TASK DESCRIPTION: Wherever the string "content" appears, copy the whole line.

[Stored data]
═══

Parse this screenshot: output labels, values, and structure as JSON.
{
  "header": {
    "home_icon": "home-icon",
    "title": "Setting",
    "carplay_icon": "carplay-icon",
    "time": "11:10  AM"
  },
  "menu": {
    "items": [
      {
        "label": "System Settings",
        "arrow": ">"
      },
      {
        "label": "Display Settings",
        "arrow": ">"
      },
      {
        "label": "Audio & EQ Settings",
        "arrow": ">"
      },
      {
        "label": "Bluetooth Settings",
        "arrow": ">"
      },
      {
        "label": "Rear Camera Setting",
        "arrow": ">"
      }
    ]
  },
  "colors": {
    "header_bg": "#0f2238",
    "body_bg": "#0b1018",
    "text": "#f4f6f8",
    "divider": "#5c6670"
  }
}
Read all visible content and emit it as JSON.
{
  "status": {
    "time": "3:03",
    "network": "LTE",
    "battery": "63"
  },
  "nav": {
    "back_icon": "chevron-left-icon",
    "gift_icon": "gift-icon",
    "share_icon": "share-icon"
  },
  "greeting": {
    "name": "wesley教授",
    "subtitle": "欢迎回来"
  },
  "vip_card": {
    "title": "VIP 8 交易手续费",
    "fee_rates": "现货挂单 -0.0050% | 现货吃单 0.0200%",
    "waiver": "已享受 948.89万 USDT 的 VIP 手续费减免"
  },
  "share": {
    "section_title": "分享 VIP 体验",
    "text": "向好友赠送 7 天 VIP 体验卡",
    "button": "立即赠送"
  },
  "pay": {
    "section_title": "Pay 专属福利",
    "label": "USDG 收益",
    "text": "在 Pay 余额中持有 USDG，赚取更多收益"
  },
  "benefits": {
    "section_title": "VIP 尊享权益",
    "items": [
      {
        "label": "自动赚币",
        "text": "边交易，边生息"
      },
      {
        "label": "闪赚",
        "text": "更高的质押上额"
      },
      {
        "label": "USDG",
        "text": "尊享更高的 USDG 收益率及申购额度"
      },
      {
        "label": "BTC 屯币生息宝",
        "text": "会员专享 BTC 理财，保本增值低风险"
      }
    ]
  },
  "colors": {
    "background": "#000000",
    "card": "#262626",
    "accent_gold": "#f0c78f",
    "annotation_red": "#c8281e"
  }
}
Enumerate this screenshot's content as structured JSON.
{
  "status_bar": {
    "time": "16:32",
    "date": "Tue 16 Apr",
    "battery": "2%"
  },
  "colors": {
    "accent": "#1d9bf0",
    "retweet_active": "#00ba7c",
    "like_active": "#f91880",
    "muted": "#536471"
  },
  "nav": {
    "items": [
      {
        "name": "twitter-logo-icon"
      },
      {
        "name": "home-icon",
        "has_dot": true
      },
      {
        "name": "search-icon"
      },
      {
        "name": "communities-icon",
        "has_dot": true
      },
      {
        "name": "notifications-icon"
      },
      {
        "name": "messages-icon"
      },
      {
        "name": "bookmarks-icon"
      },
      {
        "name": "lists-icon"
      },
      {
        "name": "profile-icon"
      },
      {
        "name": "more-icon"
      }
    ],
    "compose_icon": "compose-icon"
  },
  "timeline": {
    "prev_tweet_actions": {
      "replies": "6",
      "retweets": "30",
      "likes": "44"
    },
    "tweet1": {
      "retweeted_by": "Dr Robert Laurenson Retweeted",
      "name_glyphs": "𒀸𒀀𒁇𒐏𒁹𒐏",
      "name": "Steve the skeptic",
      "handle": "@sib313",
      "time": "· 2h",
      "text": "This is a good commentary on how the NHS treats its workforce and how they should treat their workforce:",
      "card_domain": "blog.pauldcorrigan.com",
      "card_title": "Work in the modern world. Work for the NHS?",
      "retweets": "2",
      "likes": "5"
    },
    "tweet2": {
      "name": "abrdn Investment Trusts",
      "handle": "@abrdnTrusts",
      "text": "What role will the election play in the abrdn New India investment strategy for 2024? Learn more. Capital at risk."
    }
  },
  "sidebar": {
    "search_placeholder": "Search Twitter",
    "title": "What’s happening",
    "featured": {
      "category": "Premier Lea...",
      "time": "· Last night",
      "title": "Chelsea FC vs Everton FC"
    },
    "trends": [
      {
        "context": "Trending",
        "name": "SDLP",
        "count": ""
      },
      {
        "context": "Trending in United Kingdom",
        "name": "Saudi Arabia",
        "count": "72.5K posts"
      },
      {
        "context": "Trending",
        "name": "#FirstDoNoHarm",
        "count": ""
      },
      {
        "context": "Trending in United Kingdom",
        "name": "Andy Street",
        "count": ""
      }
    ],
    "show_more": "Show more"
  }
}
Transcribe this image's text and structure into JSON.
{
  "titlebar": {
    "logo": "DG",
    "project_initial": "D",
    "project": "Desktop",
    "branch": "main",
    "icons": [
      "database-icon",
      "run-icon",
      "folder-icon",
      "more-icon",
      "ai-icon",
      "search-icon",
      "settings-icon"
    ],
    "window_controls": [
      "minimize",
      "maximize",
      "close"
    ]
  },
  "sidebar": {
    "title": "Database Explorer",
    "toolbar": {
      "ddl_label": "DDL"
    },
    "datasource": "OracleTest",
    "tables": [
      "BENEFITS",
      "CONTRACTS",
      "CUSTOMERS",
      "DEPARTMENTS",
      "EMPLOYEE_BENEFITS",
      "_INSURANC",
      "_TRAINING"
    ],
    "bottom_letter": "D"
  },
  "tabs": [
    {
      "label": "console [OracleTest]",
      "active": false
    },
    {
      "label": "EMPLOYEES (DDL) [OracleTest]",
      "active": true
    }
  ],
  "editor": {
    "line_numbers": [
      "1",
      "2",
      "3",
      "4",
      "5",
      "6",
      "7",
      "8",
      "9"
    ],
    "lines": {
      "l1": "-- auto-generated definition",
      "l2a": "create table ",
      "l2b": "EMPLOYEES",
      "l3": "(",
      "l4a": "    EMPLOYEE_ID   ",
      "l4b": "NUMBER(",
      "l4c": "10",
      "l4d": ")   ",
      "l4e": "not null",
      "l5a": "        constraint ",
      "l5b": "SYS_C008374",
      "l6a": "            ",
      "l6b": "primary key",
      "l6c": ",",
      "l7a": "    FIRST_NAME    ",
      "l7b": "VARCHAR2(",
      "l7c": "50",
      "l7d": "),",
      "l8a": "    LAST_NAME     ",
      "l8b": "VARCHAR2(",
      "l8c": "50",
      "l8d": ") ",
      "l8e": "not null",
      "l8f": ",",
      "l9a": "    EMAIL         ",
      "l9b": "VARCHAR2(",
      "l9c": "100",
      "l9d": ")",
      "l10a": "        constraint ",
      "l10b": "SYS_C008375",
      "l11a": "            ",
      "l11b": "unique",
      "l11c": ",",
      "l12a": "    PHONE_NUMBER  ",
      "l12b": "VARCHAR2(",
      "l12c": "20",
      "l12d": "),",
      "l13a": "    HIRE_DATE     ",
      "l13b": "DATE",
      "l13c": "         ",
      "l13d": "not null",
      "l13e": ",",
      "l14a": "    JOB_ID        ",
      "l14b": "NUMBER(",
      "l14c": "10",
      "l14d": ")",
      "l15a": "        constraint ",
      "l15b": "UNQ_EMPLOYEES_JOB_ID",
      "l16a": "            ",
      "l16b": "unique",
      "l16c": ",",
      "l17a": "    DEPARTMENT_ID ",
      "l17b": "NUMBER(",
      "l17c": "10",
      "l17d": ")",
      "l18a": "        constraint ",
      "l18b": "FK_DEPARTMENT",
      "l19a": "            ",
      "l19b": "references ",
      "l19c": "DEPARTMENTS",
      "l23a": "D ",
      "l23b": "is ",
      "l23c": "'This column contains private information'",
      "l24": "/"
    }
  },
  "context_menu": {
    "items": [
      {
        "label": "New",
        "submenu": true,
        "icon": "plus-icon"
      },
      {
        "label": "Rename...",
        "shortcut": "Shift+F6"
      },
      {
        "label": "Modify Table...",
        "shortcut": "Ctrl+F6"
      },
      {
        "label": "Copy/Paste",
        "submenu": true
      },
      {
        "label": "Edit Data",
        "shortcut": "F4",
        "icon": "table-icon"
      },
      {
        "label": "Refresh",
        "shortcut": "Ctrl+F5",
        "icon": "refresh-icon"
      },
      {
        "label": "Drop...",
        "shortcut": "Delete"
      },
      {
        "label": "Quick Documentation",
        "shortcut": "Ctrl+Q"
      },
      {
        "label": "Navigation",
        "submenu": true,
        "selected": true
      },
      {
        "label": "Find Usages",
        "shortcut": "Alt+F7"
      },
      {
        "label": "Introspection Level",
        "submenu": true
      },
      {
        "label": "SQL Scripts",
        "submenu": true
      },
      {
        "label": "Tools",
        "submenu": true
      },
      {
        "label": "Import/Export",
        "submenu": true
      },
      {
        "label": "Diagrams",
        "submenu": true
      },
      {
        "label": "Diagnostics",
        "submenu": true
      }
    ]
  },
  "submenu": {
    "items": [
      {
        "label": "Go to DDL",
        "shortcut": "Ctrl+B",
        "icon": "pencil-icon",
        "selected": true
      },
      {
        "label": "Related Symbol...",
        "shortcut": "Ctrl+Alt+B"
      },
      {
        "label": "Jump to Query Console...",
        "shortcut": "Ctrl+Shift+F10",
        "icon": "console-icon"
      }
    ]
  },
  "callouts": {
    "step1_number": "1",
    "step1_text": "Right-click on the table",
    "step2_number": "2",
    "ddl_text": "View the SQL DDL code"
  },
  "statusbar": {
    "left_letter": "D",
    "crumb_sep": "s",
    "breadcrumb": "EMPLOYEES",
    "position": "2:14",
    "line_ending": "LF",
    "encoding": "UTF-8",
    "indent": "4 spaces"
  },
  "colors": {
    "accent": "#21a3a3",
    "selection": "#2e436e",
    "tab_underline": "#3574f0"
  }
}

═══

EXERCISE RESULT:
Read all visible content and emit it as JSON.
Enumerate this screenshot's content as structured JSON.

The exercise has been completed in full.